• **WHAT YOU SHOULD DO**
Track down each line that has the word "Latte" and copy it.

## START DATASET ENTRIES

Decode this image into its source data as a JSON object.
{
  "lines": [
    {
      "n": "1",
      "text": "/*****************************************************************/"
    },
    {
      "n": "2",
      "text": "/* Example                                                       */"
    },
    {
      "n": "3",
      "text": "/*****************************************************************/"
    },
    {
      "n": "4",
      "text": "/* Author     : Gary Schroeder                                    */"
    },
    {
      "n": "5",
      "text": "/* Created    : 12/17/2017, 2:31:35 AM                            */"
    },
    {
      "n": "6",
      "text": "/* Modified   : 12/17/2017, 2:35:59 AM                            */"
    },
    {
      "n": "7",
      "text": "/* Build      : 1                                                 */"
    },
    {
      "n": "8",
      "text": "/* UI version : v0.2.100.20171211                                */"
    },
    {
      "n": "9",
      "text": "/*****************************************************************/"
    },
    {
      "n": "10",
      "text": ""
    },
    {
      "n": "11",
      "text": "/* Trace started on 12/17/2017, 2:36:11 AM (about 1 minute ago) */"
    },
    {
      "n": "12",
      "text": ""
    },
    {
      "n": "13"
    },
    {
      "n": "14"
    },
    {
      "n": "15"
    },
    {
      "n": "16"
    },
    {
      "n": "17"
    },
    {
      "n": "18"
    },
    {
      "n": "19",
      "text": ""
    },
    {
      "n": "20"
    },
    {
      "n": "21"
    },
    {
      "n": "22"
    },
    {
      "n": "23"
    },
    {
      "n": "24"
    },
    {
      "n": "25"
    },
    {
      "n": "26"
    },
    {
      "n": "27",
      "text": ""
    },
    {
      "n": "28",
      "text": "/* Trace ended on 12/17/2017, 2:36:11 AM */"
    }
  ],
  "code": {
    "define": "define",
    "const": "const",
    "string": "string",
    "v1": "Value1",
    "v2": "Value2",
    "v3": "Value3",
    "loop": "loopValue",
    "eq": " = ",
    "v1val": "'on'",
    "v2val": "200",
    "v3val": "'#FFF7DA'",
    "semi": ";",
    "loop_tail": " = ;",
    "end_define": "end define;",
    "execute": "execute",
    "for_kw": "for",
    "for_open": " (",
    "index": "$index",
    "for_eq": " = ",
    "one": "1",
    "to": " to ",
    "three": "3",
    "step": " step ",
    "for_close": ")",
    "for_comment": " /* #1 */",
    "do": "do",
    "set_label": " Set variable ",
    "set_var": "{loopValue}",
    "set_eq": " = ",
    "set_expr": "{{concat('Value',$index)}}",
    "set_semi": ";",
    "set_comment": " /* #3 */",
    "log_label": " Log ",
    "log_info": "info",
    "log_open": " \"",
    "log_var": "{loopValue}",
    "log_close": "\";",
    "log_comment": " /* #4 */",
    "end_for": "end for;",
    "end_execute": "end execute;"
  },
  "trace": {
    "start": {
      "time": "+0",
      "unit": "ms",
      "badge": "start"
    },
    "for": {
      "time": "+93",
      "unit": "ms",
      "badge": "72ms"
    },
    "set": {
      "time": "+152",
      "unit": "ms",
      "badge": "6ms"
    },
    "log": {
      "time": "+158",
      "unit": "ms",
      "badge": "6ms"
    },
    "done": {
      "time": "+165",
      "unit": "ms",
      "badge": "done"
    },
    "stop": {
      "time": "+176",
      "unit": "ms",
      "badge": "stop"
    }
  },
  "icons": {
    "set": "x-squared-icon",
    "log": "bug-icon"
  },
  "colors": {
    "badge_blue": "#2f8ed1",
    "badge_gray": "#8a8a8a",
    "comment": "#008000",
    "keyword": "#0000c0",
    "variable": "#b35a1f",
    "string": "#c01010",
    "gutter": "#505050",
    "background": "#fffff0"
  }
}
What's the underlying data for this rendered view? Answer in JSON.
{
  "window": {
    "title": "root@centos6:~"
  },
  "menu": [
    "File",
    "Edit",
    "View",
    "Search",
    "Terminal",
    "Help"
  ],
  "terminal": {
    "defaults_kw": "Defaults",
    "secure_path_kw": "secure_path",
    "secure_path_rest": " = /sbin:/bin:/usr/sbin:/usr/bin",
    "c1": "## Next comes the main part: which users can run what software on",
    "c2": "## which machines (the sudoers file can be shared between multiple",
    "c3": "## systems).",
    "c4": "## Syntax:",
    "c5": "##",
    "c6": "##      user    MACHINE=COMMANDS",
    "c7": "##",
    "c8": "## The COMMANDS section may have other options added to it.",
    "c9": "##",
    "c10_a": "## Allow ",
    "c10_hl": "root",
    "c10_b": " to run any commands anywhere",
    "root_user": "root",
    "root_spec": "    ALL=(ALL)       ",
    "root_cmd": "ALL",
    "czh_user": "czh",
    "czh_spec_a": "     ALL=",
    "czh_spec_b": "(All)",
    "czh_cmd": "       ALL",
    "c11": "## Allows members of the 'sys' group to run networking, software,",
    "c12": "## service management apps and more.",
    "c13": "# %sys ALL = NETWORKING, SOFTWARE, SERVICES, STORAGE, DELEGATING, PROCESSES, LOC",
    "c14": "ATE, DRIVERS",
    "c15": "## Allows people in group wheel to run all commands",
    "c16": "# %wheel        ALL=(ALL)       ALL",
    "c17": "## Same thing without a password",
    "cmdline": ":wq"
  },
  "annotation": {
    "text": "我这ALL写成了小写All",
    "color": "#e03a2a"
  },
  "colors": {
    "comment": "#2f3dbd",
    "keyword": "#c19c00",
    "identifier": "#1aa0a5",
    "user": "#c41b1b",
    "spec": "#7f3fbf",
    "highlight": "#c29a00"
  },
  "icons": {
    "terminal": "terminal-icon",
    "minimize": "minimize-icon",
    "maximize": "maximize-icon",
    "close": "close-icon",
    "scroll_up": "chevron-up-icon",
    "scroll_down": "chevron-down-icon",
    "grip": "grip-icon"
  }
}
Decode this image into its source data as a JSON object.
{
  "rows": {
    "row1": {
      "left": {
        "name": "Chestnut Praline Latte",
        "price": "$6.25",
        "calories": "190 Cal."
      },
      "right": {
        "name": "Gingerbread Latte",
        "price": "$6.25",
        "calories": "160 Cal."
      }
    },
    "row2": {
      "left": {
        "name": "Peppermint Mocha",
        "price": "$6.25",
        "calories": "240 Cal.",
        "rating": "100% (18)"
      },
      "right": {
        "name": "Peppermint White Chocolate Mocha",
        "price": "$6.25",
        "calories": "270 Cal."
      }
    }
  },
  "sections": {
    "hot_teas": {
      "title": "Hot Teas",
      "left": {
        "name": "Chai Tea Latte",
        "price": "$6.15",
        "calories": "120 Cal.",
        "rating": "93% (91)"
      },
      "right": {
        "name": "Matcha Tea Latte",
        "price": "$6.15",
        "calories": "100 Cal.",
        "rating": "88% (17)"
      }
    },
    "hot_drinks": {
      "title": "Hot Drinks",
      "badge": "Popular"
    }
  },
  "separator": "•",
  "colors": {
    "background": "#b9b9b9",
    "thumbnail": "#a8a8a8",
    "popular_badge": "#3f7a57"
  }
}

## END DATASET ENTRIES

• **RESPONSE FOR THIS EXERCISE**
        "name": "Chestnut Praline Latte",
        "name": "Gingerbread Latte",
        "name": "Chai Tea Latte",
        "name": "Matcha Tea Latte",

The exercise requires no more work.